__What is being asked__
Can the data below be set down again exactly, line for line?

__Records supplied__
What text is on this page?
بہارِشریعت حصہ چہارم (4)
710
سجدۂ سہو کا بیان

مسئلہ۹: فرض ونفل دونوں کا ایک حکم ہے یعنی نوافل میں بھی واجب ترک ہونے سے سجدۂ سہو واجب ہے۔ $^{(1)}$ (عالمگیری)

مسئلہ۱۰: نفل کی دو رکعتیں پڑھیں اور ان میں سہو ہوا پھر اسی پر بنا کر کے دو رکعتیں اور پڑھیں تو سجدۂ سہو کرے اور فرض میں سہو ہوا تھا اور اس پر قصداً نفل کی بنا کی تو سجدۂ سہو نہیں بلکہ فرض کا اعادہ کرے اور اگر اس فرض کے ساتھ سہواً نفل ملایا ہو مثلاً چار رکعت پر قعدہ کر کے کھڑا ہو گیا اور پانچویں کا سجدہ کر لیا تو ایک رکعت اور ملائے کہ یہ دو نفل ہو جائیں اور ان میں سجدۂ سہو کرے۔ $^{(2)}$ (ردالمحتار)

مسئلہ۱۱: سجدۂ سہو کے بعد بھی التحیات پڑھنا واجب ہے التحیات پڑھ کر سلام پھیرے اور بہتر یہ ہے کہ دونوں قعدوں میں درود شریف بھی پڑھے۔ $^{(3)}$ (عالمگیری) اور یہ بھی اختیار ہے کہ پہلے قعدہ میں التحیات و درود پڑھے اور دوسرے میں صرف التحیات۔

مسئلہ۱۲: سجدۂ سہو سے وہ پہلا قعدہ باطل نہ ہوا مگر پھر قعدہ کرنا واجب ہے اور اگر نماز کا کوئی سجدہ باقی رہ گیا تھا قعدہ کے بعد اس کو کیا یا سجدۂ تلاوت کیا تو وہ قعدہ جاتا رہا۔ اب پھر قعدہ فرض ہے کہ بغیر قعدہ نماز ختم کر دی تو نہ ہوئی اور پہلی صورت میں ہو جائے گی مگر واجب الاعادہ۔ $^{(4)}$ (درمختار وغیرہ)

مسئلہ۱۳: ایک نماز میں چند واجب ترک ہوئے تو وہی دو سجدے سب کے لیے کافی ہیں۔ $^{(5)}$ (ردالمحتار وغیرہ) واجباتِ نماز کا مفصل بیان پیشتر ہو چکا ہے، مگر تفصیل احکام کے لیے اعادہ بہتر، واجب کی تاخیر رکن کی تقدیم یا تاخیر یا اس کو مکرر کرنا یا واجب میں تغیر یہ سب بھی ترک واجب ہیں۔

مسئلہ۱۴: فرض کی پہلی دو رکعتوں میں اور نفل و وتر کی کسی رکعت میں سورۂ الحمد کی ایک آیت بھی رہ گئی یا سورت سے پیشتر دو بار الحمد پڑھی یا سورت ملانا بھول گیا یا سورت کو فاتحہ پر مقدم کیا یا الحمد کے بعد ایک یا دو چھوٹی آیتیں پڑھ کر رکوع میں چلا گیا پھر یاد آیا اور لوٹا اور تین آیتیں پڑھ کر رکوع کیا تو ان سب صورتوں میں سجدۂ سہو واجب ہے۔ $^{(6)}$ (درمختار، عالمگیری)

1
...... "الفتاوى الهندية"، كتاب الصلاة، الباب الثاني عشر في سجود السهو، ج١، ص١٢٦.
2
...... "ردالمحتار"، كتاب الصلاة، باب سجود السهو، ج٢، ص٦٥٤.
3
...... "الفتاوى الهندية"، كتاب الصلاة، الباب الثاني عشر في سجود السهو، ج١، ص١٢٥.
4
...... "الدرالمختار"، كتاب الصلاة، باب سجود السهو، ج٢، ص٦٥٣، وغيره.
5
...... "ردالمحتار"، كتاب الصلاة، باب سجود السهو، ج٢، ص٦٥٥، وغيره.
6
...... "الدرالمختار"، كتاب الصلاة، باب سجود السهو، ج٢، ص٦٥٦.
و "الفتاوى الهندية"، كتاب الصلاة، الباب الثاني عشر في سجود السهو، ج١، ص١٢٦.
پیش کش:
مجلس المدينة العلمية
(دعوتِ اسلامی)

__Written reply__
What text is on this page?
بہارِشریعت حصہ چہارم (4)
710
سجدۂ سہو کا بیان

مسئلہ۹: فرض ونفل دونوں کا ایک حکم ہے یعنی نوافل میں بھی واجب ترک ہونے سے سجدۂ سہو واجب ہے۔ $^{(1)}$ (عالمگیری)

مسئلہ۱۰: نفل کی دو رکعتیں پڑھیں اور ان میں سہو ہوا پھر اسی پر بنا کر کے دو رکعتیں اور پڑھیں تو سجدۂ سہو کرے اور فرض میں سہو ہوا تھا اور اس پر قصداً نفل کی بنا کی تو سجدۂ سہو نہیں بلکہ فرض کا اعادہ کرے اور اگر اس فرض کے ساتھ سہواً نفل ملایا ہو مثلاً چار رکعت پر قعدہ کر کے کھڑا ہو گیا اور پانچویں کا سجدہ کر لیا تو ایک رکعت اور ملائے کہ یہ دو نفل ہو جائیں اور ان میں سجدۂ سہو کرے۔ $^{(2)}$ (ردالمحتار)

مسئلہ۱۱: سجدۂ سہو کے بعد بھی التحیات پڑھنا واجب ہے التحیات پڑھ کر سلام پھیرے اور بہتر یہ ہے کہ دونوں قعدوں میں درود شریف بھی پڑھے۔ $^{(3)}$ (عالمگیری) اور یہ بھی اختیار ہے کہ پہلے قعدہ میں التحیات و درود پڑھے اور دوسرے میں صرف التحیات۔

مسئلہ۱۲: سجدۂ سہو سے وہ پہلا قعدہ باطل نہ ہوا مگر پھر قعدہ کرنا واجب ہے اور اگر نماز کا کوئی سجدہ باقی رہ گیا تھا قعدہ کے بعد اس کو کیا یا سجدۂ تلاوت کیا تو وہ قعدہ جاتا رہا۔ اب پھر قعدہ فرض ہے کہ بغیر قعدہ نماز ختم کر دی تو نہ ہوئی اور پہلی صورت میں ہو جائے گی مگر واجب الاعادہ۔ $^{(4)}$ (درمختار وغیرہ)

مسئلہ۱۳: ایک نماز میں چند واجب ترک ہوئے تو وہی دو سجدے سب کے لیے کافی ہیں۔ $^{(5)}$ (ردالمحتار وغیرہ) واجباتِ نماز کا مفصل بیان پیشتر ہو چکا ہے، مگر تفصیل احکام کے لیے اعادہ بہتر، واجب کی تاخیر رکن کی تقدیم یا تاخیر یا اس کو مکرر کرنا یا واجب میں تغیر یہ سب بھی ترک واجب ہیں۔

مسئلہ۱۴: فرض کی پہلی دو رکعتوں میں اور نفل و وتر کی کسی رکعت میں سورۂ الحمد کی ایک آیت بھی رہ گئی یا سورت سے پیشتر دو بار الحمد پڑھی یا سورت ملانا بھول گیا یا سورت کو فاتحہ پر مقدم کیا یا الحمد کے بعد ایک یا دو چھوٹی آیتیں پڑھ کر رکوع میں چلا گیا پھر یاد آیا اور لوٹا اور تین آیتیں پڑھ کر رکوع کیا تو ان سب صورتوں میں سجدۂ سہو واجب ہے۔ $^{(6)}$ (درمختار، عالمگیری)

1
...... "الفتاوى الهندية"، كتاب الصلاة، الباب الثاني عشر في سجود السهو، ج١، ص١٢٦.
2
...... "ردالمحتار"، كتاب الصلاة، باب سجود السهو، ج٢، ص٦٥٤.
3
...... "الفتاوى الهندية"، كتاب الصلاة، الباب الثاني عشر في سجود السهو، ج١، ص١٢٥.
4
...... "الدرالمختار"، كتاب الصلاة، باب سجود السهو، ج٢، ص٦٥٣، وغيره.
5
...... "ردالمحتار"، كتاب الصلاة، باب سجود السهو، ج٢، ص٦٥٥، وغيره.
6
...... "الدرالمختار"، كتاب الصلاة، باب سجود السهو، ج٢، ص٦٥٦.
و "الفتاوى الهندية"، كتاب الصلاة، الباب الثاني عشر في سجود السهو، ج١، ص١٢٦.
پیش کش:
مجلس المدينة العلمية
(دعوتِ اسلامی)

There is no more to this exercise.